> _Source records_:
>> begin

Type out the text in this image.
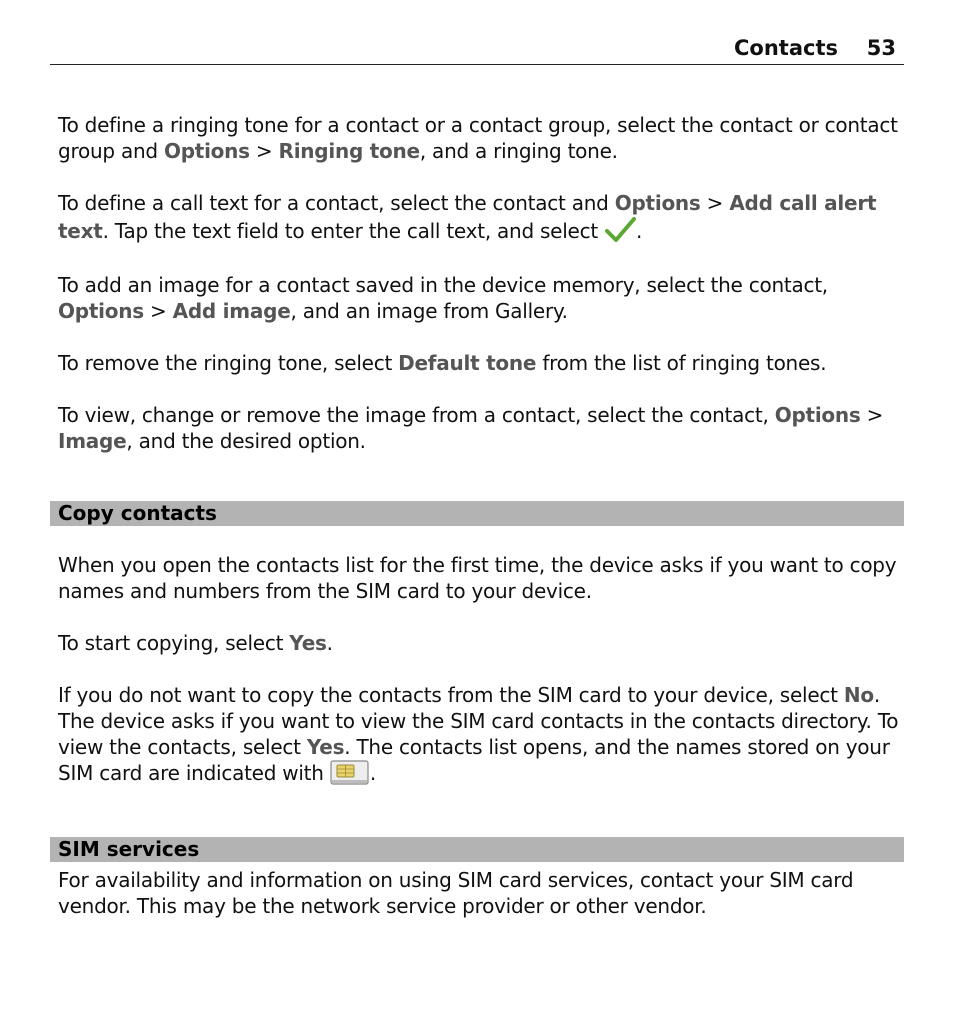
Contacts 53

To define a ringing tone for a contact or a contact group, select the contact or contact group and Options > Ringing tone, and a ringing tone.

To define a call text for a contact, select the contact and Options > Add call alert text. Tap the text field to enter the call text, and select .

To add an image for a contact saved in the device memory, select the contact, Options > Add image, and an image from Gallery.

To remove the ringing tone, select Default tone from the list of ringing tones.

To view, change or remove the image from a contact, select the contact, Options > Image, and the desired option.

Copy contacts

When you open the contacts list for the first time, the device asks if you want to copy names and numbers from the SIM card to your device.

To start copying, select Yes.

If you do not want to copy the contacts from the SIM card to your device, select No. The device asks if you want to view the SIM card contacts in the contacts directory. To view the contacts, select Yes. The contacts list opens, and the names stored on your SIM card are indicated with .

SIM services

For availability and information on using SIM card services, contact your SIM card vendor. This may be the network service provider or other vendor.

>> end

> _Objective_: Copy out every line of the material above exactly, skipping the pictures.

> _Final result_:
Type out the text in this image.
Contacts 53

To define a ringing tone for a contact or a contact group, select the contact or contact group and Options > Ringing tone, and a ringing tone.

To define a call text for a contact, select the contact and Options > Add call alert text. Tap the text field to enter the call text, and select .

To add an image for a contact saved in the device memory, select the contact, Options > Add image, and an image from Gallery.

To remove the ringing tone, select Default tone from the list of ringing tones.

To view, change or remove the image from a contact, select the contact, Options > Image, and the desired option.

Copy contacts

When you open the contacts list for the first time, the device asks if you want to copy names and numbers from the SIM card to your device.

To start copying, select Yes.

If you do not want to copy the contacts from the SIM card to your device, select No. The device asks if you want to view the SIM card contacts in the contacts directory. To view the contacts, select Yes. The contacts list opens, and the names stored on your SIM card are indicated with .

SIM services

For availability and information on using SIM card services, contact your SIM card vendor. This may be the network service provider or other vendor.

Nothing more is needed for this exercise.